**TO DO:**
(a) In the text on mitochondrial grafts for nerve repair, what two advantages do naturally secreted mitochondrial vesicles have over purified isolated mitochondria?
(b) Extend the text on mitochondrial grafts for nerve repair, starting after its final sentence.

To the best of our knowledge, this is the first study to promote injury repair by directly supplementing exogenous functional mitochondria to empower injured peripheral nerves. Our study provides evidence that the graft, which possesses energy‐giving capacity, can effectively facilitate axonal regeneration and microvascular revascularization. Nevertheless, the precise mechanisms underlying the effects of hUCMSC‐Mitos have yet to be fully elucidated. Additionally, although this study focused on SCs, the mitochondrial transfer behavior within the nerve regeneration microenvironment is not limited to SCs alone. The early mechanisms of hUCMSC‐Mitos in endothelial cells, fibroblasts, and immune cells may also play a role in the regenerative process. Further investigation of the ability and impact of mitochondrial uptake by different cells during nerve regeneration and a more comprehensive interpretation of the regulatory role of mitochondria in the complex microenvironment of peripheral nerves warrant further investigation. The efficiency of isolating mitochondria from cells is much greater than that of secreting mitochondrial vesicles, but naturally secreted mitochondrial vesicles have better stability and homing effects compared to purified isolated mitochondria.^[ ⁶³ , ⁶⁴ ^] Encapsulation of mitochondria with biomaterials may improve the stability of mitochondria in harsh pathological microenvironments. Moreover, encapsulating mitochondria with different types of cell membranes specific to different receptor cells may improve the homing effect of mitochondria to the respective receptor cells. Refinement of these works can provide a better theoretical basis for the clinical treatment of PNI using exogenous functional mitochondria.

4. Conclusion

In summary, hUCMSC‐Mitos were extracted and complexed with ANAs prepared by chemical decellularization to construct grafts with energy‐giving functions. The results of in vitro experiments showed that SCs efficiently internalized hUCMSC‐Mitos and exhibited enhanced functions in proliferation, migration, and energy production after hUCMSC‐Mito uptake. Mito‐ANA reshaped the pathological microenvironment in sciatic nerve‐injured rats, empowered the energy‐depleted microenvironment, significantly increased the rate of nerve regeneration, and promoted functional recovery compared with ANA without mitochondria. Overall, our findings suggest that the use of hUCMSC‐Mitos to enhance ANA may be a promising paradigm for PNI repair.

**EXTRACTED ENTRIES:**
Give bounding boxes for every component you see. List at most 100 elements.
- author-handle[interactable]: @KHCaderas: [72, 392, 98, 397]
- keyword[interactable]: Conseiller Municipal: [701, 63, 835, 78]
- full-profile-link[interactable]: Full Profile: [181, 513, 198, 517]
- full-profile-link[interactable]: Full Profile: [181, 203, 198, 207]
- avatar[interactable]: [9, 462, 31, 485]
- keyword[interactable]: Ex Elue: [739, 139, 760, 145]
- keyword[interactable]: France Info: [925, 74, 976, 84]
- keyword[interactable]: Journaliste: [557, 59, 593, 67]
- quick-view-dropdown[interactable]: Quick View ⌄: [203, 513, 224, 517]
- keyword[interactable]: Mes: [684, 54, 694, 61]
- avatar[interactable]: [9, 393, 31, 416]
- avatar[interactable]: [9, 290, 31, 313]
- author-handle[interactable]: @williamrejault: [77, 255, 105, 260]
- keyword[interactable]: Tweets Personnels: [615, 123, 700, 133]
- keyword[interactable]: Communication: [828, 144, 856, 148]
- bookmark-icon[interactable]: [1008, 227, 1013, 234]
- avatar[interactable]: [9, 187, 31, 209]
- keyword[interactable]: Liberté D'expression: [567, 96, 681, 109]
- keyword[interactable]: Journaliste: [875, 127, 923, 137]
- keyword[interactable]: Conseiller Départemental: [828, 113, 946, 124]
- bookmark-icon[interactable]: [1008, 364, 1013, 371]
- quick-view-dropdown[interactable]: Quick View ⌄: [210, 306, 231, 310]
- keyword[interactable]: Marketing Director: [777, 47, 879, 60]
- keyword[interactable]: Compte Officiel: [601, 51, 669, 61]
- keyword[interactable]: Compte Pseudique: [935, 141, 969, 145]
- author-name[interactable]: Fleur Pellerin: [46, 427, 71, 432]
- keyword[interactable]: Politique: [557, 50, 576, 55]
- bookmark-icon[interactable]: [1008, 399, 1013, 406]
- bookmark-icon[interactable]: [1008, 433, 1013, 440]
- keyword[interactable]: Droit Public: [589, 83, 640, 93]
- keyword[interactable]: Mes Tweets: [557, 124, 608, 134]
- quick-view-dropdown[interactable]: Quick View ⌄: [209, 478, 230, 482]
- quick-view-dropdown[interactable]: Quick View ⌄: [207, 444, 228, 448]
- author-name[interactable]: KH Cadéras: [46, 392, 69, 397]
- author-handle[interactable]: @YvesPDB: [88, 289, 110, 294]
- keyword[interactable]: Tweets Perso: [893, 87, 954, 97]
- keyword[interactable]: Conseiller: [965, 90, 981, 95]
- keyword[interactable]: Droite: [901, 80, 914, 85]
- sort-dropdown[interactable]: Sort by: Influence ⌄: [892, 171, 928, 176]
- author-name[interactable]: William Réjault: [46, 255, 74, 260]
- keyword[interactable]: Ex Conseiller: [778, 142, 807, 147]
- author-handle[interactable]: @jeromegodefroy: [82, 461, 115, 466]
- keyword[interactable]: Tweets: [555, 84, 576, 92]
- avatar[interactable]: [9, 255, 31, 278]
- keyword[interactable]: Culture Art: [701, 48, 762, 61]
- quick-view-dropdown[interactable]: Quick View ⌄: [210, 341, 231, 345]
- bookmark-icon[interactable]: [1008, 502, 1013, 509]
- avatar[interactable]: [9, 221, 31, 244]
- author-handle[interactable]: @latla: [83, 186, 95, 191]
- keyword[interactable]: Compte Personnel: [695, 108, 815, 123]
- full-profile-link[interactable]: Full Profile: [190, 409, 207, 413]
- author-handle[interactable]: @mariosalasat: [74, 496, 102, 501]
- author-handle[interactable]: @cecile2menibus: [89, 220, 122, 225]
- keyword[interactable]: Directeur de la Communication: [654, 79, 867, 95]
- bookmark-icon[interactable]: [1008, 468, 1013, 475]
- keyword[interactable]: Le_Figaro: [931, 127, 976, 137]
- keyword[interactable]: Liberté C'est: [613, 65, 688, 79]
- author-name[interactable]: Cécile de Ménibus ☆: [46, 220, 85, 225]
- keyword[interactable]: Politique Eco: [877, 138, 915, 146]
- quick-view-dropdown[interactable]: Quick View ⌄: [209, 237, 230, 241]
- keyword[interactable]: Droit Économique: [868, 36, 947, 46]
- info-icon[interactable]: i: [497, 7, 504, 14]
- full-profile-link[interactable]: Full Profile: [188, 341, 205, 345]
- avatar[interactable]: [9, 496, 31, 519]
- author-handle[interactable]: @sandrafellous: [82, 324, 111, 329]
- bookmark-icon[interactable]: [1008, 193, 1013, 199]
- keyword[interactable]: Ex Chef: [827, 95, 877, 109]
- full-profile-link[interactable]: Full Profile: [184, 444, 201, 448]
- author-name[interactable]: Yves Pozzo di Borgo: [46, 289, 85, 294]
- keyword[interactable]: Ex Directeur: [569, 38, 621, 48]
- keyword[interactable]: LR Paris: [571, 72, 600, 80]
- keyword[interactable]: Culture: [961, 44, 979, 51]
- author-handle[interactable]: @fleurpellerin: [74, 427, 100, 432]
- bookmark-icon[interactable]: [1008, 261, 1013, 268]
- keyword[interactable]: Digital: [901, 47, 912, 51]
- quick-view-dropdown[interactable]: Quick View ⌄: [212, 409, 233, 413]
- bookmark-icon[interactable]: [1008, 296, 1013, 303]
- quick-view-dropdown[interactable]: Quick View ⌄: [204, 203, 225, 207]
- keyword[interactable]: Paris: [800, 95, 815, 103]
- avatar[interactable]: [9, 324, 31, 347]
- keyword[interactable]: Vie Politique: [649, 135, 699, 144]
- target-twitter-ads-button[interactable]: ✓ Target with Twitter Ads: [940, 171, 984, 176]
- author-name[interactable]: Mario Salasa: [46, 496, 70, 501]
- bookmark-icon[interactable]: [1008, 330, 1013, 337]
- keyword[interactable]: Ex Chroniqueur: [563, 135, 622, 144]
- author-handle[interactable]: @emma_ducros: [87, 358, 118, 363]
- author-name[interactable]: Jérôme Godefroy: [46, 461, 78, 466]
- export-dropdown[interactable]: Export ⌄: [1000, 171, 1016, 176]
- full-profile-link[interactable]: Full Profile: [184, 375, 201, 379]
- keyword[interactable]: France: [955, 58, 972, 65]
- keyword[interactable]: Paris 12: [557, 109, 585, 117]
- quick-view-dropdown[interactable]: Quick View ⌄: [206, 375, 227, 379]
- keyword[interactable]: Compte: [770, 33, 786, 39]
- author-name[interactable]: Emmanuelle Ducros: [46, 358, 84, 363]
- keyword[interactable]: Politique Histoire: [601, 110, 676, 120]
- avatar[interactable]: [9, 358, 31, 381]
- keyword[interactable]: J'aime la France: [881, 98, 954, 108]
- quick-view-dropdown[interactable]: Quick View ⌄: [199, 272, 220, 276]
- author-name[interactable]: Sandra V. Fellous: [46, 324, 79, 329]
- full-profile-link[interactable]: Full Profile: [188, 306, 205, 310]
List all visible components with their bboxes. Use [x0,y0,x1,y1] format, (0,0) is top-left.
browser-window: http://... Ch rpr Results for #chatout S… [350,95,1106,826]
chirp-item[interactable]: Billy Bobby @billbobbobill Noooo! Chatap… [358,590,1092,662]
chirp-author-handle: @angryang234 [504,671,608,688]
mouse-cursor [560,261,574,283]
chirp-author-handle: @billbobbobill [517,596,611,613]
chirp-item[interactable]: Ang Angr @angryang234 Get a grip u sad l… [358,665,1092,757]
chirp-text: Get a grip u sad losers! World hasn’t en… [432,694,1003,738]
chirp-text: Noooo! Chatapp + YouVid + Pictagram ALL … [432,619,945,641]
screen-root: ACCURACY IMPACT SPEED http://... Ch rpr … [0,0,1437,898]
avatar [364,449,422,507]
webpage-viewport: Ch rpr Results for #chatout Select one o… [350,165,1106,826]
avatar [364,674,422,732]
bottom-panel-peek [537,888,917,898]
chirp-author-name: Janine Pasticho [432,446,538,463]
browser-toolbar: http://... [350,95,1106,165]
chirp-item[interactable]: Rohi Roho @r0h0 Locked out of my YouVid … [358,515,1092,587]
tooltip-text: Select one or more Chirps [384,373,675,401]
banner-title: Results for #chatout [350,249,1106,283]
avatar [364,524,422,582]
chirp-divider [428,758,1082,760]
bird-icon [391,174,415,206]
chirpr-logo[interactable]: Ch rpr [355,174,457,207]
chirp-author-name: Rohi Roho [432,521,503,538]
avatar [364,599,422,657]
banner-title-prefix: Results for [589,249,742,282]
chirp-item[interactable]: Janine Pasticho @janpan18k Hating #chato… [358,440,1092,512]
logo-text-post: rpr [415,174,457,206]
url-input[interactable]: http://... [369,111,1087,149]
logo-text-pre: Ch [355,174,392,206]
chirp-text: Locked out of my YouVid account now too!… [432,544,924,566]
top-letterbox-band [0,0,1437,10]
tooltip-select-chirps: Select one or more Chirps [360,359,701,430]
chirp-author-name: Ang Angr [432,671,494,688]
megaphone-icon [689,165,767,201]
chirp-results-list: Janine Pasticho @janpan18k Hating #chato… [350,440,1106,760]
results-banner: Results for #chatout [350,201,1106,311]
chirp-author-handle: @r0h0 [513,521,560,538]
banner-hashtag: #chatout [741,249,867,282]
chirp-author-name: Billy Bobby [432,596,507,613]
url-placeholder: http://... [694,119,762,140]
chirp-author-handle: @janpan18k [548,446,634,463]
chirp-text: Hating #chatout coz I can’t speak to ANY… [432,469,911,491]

**WRITTEN ANSWERS:**
(a) Better stability and homing effects.

(b)
5. Experimental Section

Extraction and Characterization of Mitochondria from hUCMSCs

Second‐generation research grade hUCMSCs (RC02003, Nuwacell) were purchased from Nuwacell Biotechnologies Co., Ltd. hUCMSCs were cultured to the third generation for mitochondrial extraction. Mitochondrial staining of hUCMSCs was performed using a solution containing 200 nm MitoTracker Red CMXRos (M7512, Invitrogen) in the medium. After incubation for 30 min, cells were washed with phosphate‐buffered saline (PBS) and collected. Mitochondrial extraction was performed using a mitochondria isolation kit (SM0020, Solarbio) and a Dounce homogenizer (2 mL capacity). Mitochondrial isolation was performed following the manufacturer's instructions: hUCMSCs were resuspended in 1 mL of Lysis Buffer (Solarbio) and homogenized 40–50 times in the Dounce homogenizer. The homogenate was transferred to a centrifuge tube, and after centrifugation at 1000 × g for 5 min, the supernatant was collected. This centrifugation step was repeated, and the supernatant was discarded after centrifugation at 12 000 × g for 10 min, resulting in a crude mitochondrial pellet. The pellet was resuspended in 0.5 mL of Wash Buffer, followed by centrifugation at 1000 × g for 5 min to collect the supernatant. After centrifugation at 12 000 × g for 10 min, the supernatant was removed and a highly purified mitochondrial pellet was obtained. The construction of purified mitochondria was observed using a transmission electron microscope (TEM), and the purity of purified mitochondria was assessed by Western blot analysis of mitochondrial marker proteins (TOMM20 and COX IV) and cytoplasmic marker proteins (β‐actin and GAPDH). The protein concentration of purified mitochondria was quantified using the BCA kit. The functional status of cells and mitochondria was measured using the ROS Assay Kit (S0033, Beyotime) and the ATP Assay Kit (S0027, Beyotime), and the procedure was carried out according to the instructions supplied by the manufacturer.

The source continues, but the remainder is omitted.